### Dataset records
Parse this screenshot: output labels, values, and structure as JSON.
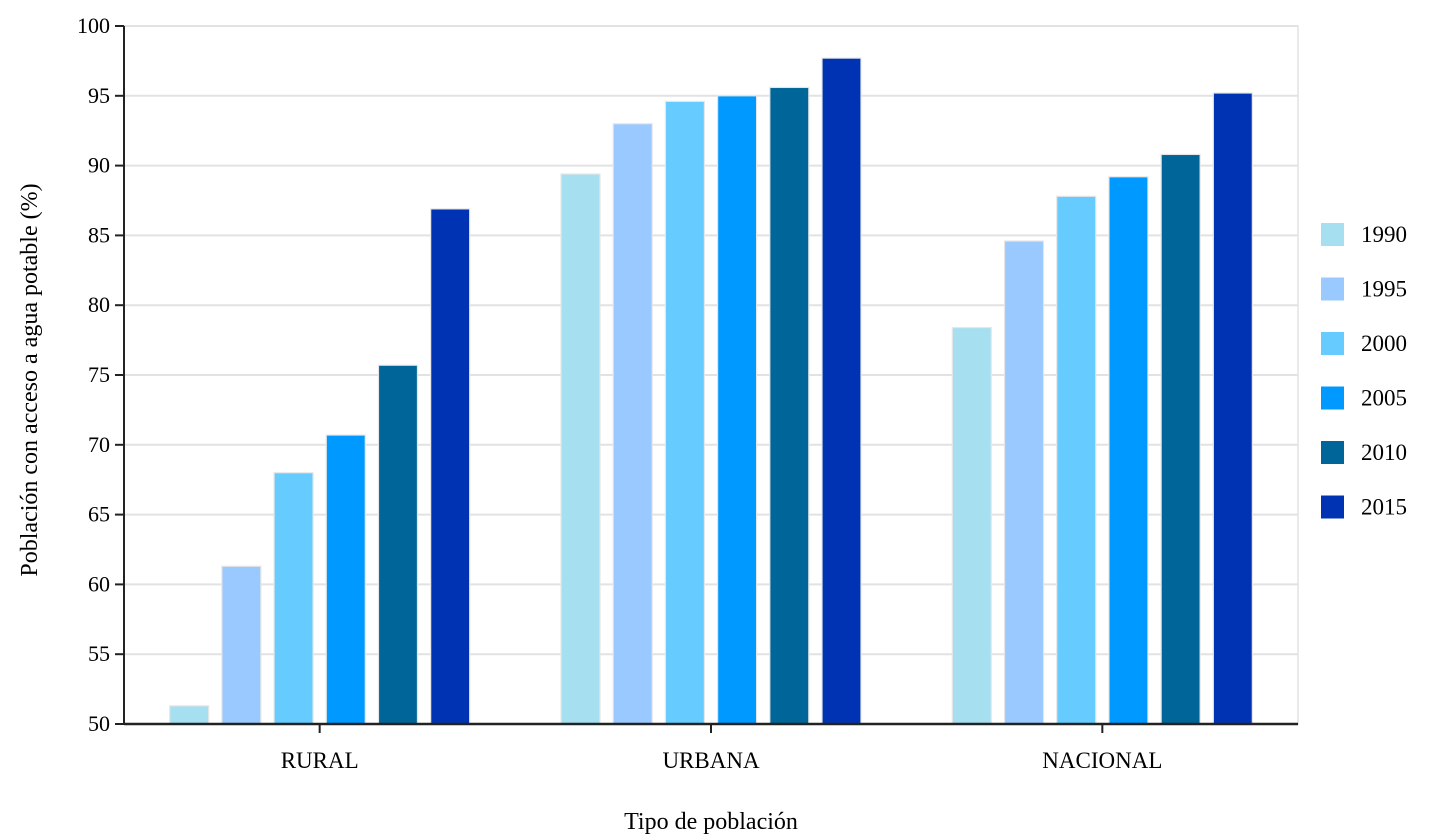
{
  "chart_data": {
    "type": "bar",
    "title": "",
    "xlabel": "Tipo de población",
    "ylabel": "Población con acceso a agua potable (%)",
    "ylim": [
      50,
      100
    ],
    "yticks": [
      50,
      55,
      60,
      65,
      70,
      75,
      80,
      85,
      90,
      95,
      100
    ],
    "grid": true,
    "legend_position": "right",
    "categories": [
      "RURAL",
      "URBANA",
      "NACIONAL"
    ],
    "series": [
      {
        "name": "1990",
        "color": "#a6e0f0",
        "values": [
          51.3,
          89.4,
          78.4
        ]
      },
      {
        "name": "1995",
        "color": "#99c9ff",
        "values": [
          61.3,
          93.0,
          84.6
        ]
      },
      {
        "name": "2000",
        "color": "#66ccff",
        "values": [
          68.0,
          94.6,
          87.8
        ]
      },
      {
        "name": "2005",
        "color": "#0099ff",
        "values": [
          70.7,
          95.0,
          89.2
        ]
      },
      {
        "name": "2010",
        "color": "#006699",
        "values": [
          75.7,
          95.6,
          90.8
        ]
      },
      {
        "name": "2015",
        "color": "#0033b3",
        "values": [
          86.9,
          97.7,
          95.2
        ]
      }
    ]
  }
}
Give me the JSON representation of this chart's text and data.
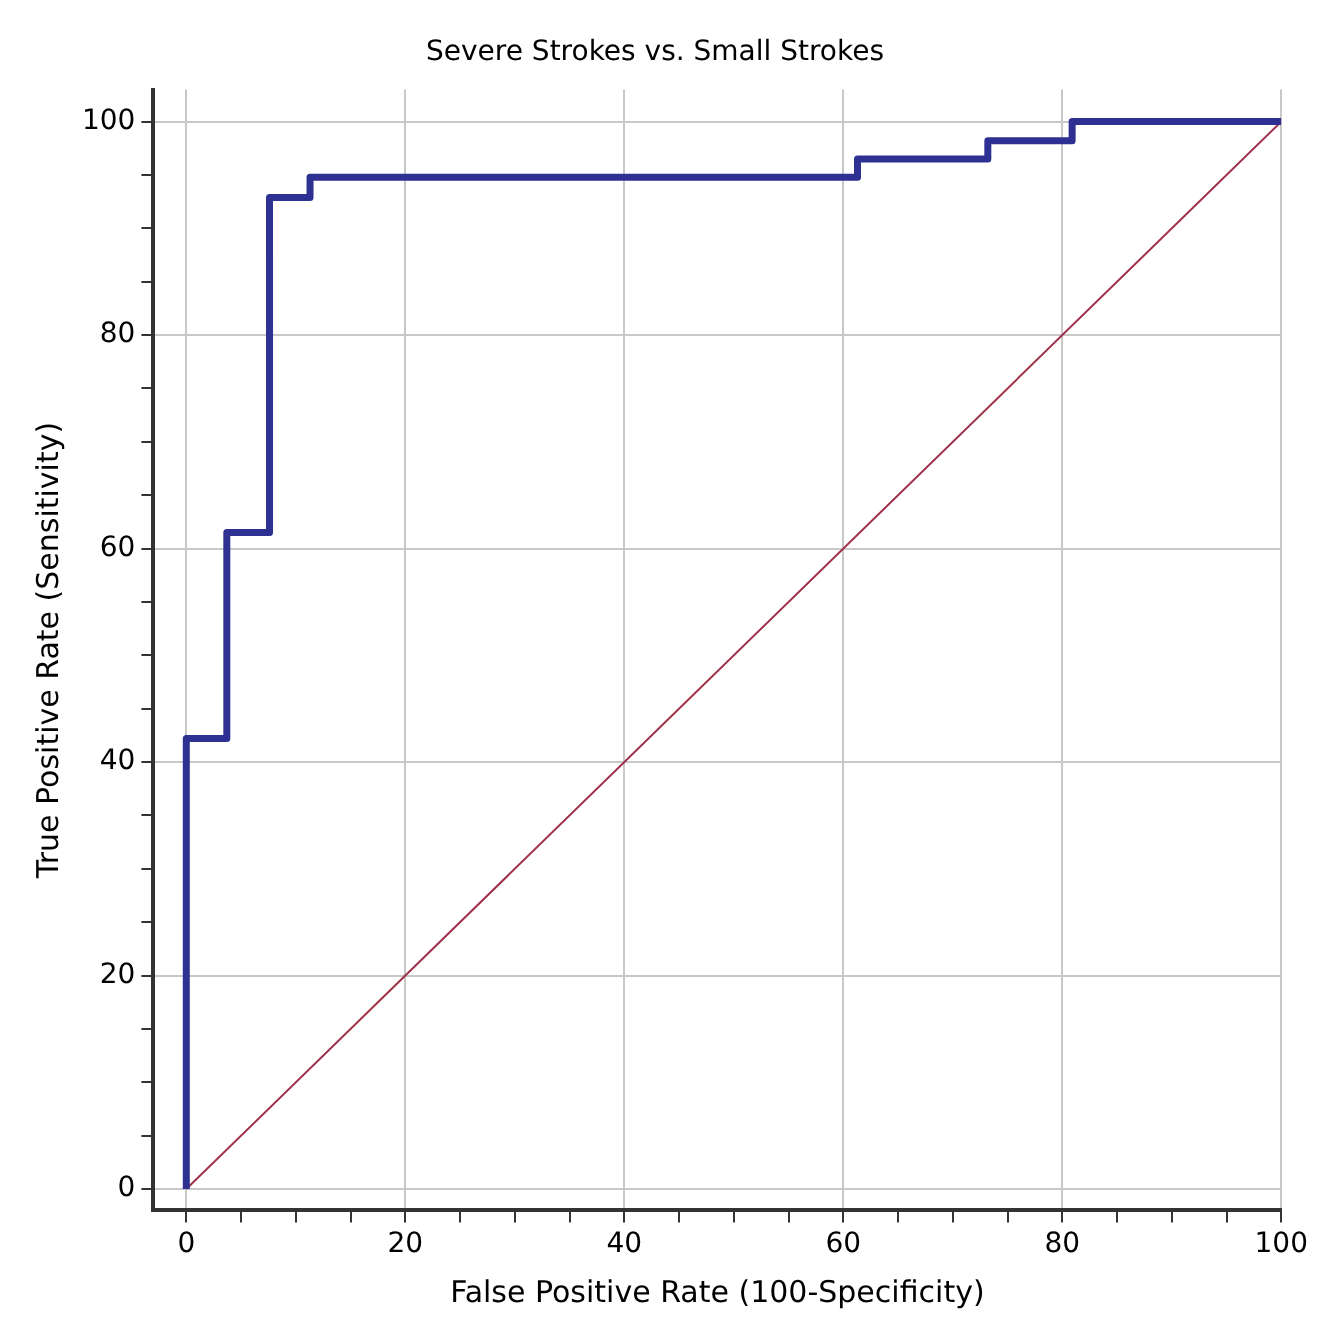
{
  "chart_data": {
    "type": "step",
    "title": "Severe Strokes vs. Small Strokes",
    "xlabel": "False Positive Rate (100-Specificity)",
    "ylabel": "True Positive Rate (Sensitivity)",
    "series": [
      {
        "color": "#2e3192",
        "x": [
          0,
          0,
          3.7,
          7.6,
          11.3,
          61.3,
          73.2,
          80.9,
          100
        ],
        "values": [
          0,
          42.2,
          61.5,
          92.9,
          94.8,
          96.5,
          98.2,
          100,
          100
        ]
      },
      {
        "type": "line",
        "color": "#a0304a",
        "x": [
          0,
          100
        ],
        "values": [
          0,
          100
        ]
      }
    ],
    "xlim": [
      -3,
      100
    ],
    "ylim": [
      -2,
      103
    ],
    "xticks": [
      0,
      {
        "value": 5,
        "label": null
      },
      {
        "value": 10,
        "label": null
      },
      {
        "value": 15,
        "label": null
      },
      20,
      {
        "value": 25,
        "label": null
      },
      {
        "value": 30,
        "label": null
      },
      {
        "value": 35,
        "label": null
      },
      40,
      {
        "value": 45,
        "label": null
      },
      {
        "value": 50,
        "label": null
      },
      {
        "value": 55,
        "label": null
      },
      60,
      {
        "value": 65,
        "label": null
      },
      {
        "value": 70,
        "label": null
      },
      {
        "value": 75,
        "label": null
      },
      80,
      {
        "value": 85,
        "label": null
      },
      {
        "value": 90,
        "label": null
      },
      {
        "value": 95,
        "label": null
      },
      100
    ],
    "yticks": [
      0,
      {
        "value": 5,
        "label": null
      },
      {
        "value": 10,
        "label": null
      },
      {
        "value": 15,
        "label": null
      },
      20,
      {
        "value": 25,
        "label": null
      },
      {
        "value": 30,
        "label": null
      },
      {
        "value": 35,
        "label": null
      },
      40,
      {
        "value": 45,
        "label": null
      },
      {
        "value": 50,
        "label": null
      },
      {
        "value": 55,
        "label": null
      },
      60,
      {
        "value": 65,
        "label": null
      },
      {
        "value": 70,
        "label": null
      },
      {
        "value": 75,
        "label": null
      },
      80,
      {
        "value": 85,
        "label": null
      },
      {
        "value": 90,
        "label": null
      },
      {
        "value": 95,
        "label": null
      },
      100
    ],
    "grid": true,
    "legend": false,
    "marker": "none"
  }
}
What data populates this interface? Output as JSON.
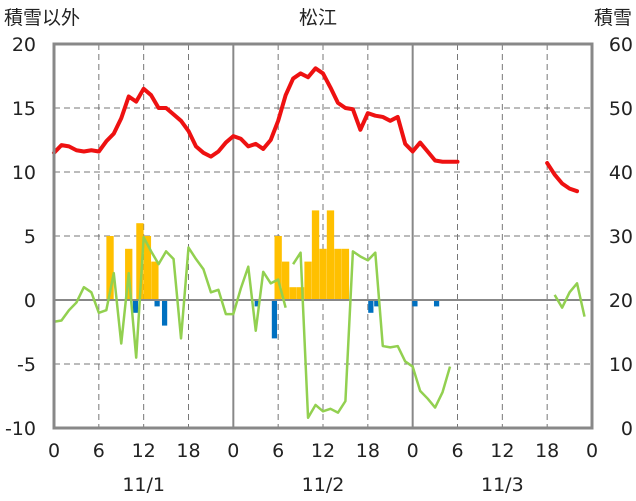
{
  "chart_data": {
    "type": "line",
    "title": "松江",
    "left_axis_label": "積雪以外",
    "right_axis_label": "積雪",
    "ylim_left": [
      -10,
      20
    ],
    "ylim_right": [
      0,
      60
    ],
    "yticks_left": [
      "20",
      "15",
      "10",
      "5",
      "0",
      "-5",
      "-10"
    ],
    "yticks_right": [
      "60",
      "50",
      "40",
      "30",
      "20",
      "10",
      "0"
    ],
    "xlim_hours": [
      0,
      72
    ],
    "xticks": [
      "0",
      "6",
      "12",
      "18",
      "0",
      "6",
      "12",
      "18",
      "0",
      "6",
      "12",
      "18",
      "0"
    ],
    "date_labels": [
      {
        "label": "11/1",
        "hour": 12
      },
      {
        "label": "11/2",
        "hour": 36
      },
      {
        "label": "11/3",
        "hour": 60
      }
    ],
    "grid": "dashed",
    "colors": {
      "temperature": "#ee1111",
      "green_series": "#92d050",
      "bar_positive": "#ffc000",
      "bar_negative": "#0070c0",
      "frame": "#888888"
    },
    "temperature": {
      "segments": [
        [
          [
            0,
            11.5
          ],
          [
            1,
            12.1
          ],
          [
            2,
            12.0
          ],
          [
            3,
            11.7
          ],
          [
            4,
            11.6
          ],
          [
            5,
            11.7
          ],
          [
            6,
            11.6
          ],
          [
            7,
            12.4
          ],
          [
            8,
            13.0
          ],
          [
            9,
            14.2
          ],
          [
            10,
            15.9
          ],
          [
            11,
            15.5
          ],
          [
            12,
            16.5
          ],
          [
            13,
            16.0
          ],
          [
            14,
            15.0
          ],
          [
            15,
            15.0
          ],
          [
            16,
            14.5
          ],
          [
            17,
            14.0
          ],
          [
            18,
            13.2
          ],
          [
            19,
            12.0
          ],
          [
            20,
            11.5
          ],
          [
            21,
            11.2
          ],
          [
            22,
            11.6
          ],
          [
            23,
            12.3
          ],
          [
            24,
            12.8
          ],
          [
            25,
            12.6
          ],
          [
            26,
            12.0
          ],
          [
            27,
            12.2
          ],
          [
            28,
            11.8
          ],
          [
            29,
            12.5
          ],
          [
            30,
            14.0
          ],
          [
            31,
            16.0
          ],
          [
            32,
            17.3
          ],
          [
            33,
            17.7
          ],
          [
            34,
            17.4
          ],
          [
            35,
            18.1
          ],
          [
            36,
            17.7
          ],
          [
            37,
            16.6
          ],
          [
            38,
            15.4
          ],
          [
            39,
            15.0
          ],
          [
            40,
            14.9
          ],
          [
            41,
            13.3
          ],
          [
            42,
            14.6
          ],
          [
            43,
            14.4
          ],
          [
            44,
            14.3
          ],
          [
            45,
            14.0
          ],
          [
            46,
            14.3
          ],
          [
            47,
            12.2
          ],
          [
            48,
            11.6
          ],
          [
            49,
            12.3
          ],
          [
            50,
            11.6
          ],
          [
            51,
            10.9
          ],
          [
            52,
            10.8
          ],
          [
            53,
            10.8
          ],
          [
            54,
            10.8
          ]
        ],
        [
          [
            66,
            10.7
          ],
          [
            67,
            9.8
          ],
          [
            68,
            9.1
          ],
          [
            69,
            8.7
          ],
          [
            70,
            8.5
          ]
        ]
      ]
    },
    "green_series": {
      "segments": [
        [
          [
            0,
            -1.7
          ],
          [
            1,
            -1.6
          ],
          [
            2,
            -0.8
          ],
          [
            3,
            -0.2
          ],
          [
            4,
            1.0
          ],
          [
            5,
            0.6
          ],
          [
            6,
            -1.0
          ],
          [
            7,
            -0.8
          ],
          [
            8,
            2.1
          ],
          [
            9,
            -3.4
          ],
          [
            10,
            2.1
          ],
          [
            11,
            -4.5
          ],
          [
            12,
            4.9
          ],
          [
            13,
            3.8
          ],
          [
            14,
            2.8
          ],
          [
            15,
            3.8
          ],
          [
            16,
            3.2
          ],
          [
            17,
            -3.0
          ],
          [
            18,
            4.1
          ],
          [
            19,
            3.2
          ],
          [
            20,
            2.4
          ],
          [
            21,
            0.6
          ],
          [
            22,
            0.8
          ],
          [
            23,
            -1.1
          ],
          [
            24,
            -1.1
          ],
          [
            25,
            0.9
          ],
          [
            26,
            2.6
          ],
          [
            27,
            -2.4
          ],
          [
            28,
            2.2
          ],
          [
            29,
            1.3
          ],
          [
            30,
            1.6
          ],
          [
            31,
            -0.6
          ]
        ],
        [
          [
            32,
            2.8
          ],
          [
            33,
            3.7
          ],
          [
            34,
            -9.2
          ],
          [
            35,
            -8.2
          ],
          [
            36,
            -8.7
          ],
          [
            37,
            -8.5
          ],
          [
            38,
            -8.8
          ],
          [
            39,
            -7.9
          ],
          [
            40,
            3.8
          ],
          [
            41,
            3.4
          ],
          [
            42,
            3.1
          ],
          [
            43,
            3.7
          ],
          [
            44,
            -3.6
          ],
          [
            45,
            -3.7
          ],
          [
            46,
            -3.6
          ],
          [
            47,
            -4.8
          ],
          [
            48,
            -5.2
          ],
          [
            49,
            -7.1
          ],
          [
            50,
            -7.7
          ],
          [
            51,
            -8.4
          ],
          [
            52,
            -7.2
          ],
          [
            53,
            -5.2
          ]
        ],
        [
          [
            67,
            0.4
          ],
          [
            68,
            -0.6
          ],
          [
            69,
            0.6
          ],
          [
            70,
            1.3
          ],
          [
            71,
            -1.3
          ]
        ]
      ]
    },
    "bars": [
      {
        "hour": 7.5,
        "value": 5
      },
      {
        "hour": 10,
        "value": 4
      },
      {
        "hour": 11.5,
        "value": 6
      },
      {
        "hour": 12.5,
        "value": 5
      },
      {
        "hour": 13.5,
        "value": 3
      },
      {
        "hour": 24.5,
        "value": 0
      },
      {
        "hour": 30,
        "value": 5
      },
      {
        "hour": 31,
        "value": 3
      },
      {
        "hour": 32,
        "value": 1
      },
      {
        "hour": 33,
        "value": 1
      },
      {
        "hour": 34,
        "value": 3
      },
      {
        "hour": 35,
        "value": 7
      },
      {
        "hour": 36,
        "value": 4
      },
      {
        "hour": 37,
        "value": 7
      },
      {
        "hour": 38,
        "value": 4
      },
      {
        "hour": 39,
        "value": 4
      }
    ],
    "bars_negative": [
      {
        "hour": 10.9,
        "value": -1.0
      },
      {
        "hour": 13.8,
        "value": -0.5
      },
      {
        "hour": 14.8,
        "value": -2.0
      },
      {
        "hour": 27.2,
        "value": -0.5
      },
      {
        "hour": 29.5,
        "value": -3.0
      },
      {
        "hour": 42.4,
        "value": -1.0
      },
      {
        "hour": 43.2,
        "value": -0.5
      },
      {
        "hour": 48.3,
        "value": -0.5
      },
      {
        "hour": 51.2,
        "value": -0.5
      }
    ]
  }
}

### Your objective
Of all the lines above, how many contain the word "xlabel"? Answer with only the number.

### Result of this task
2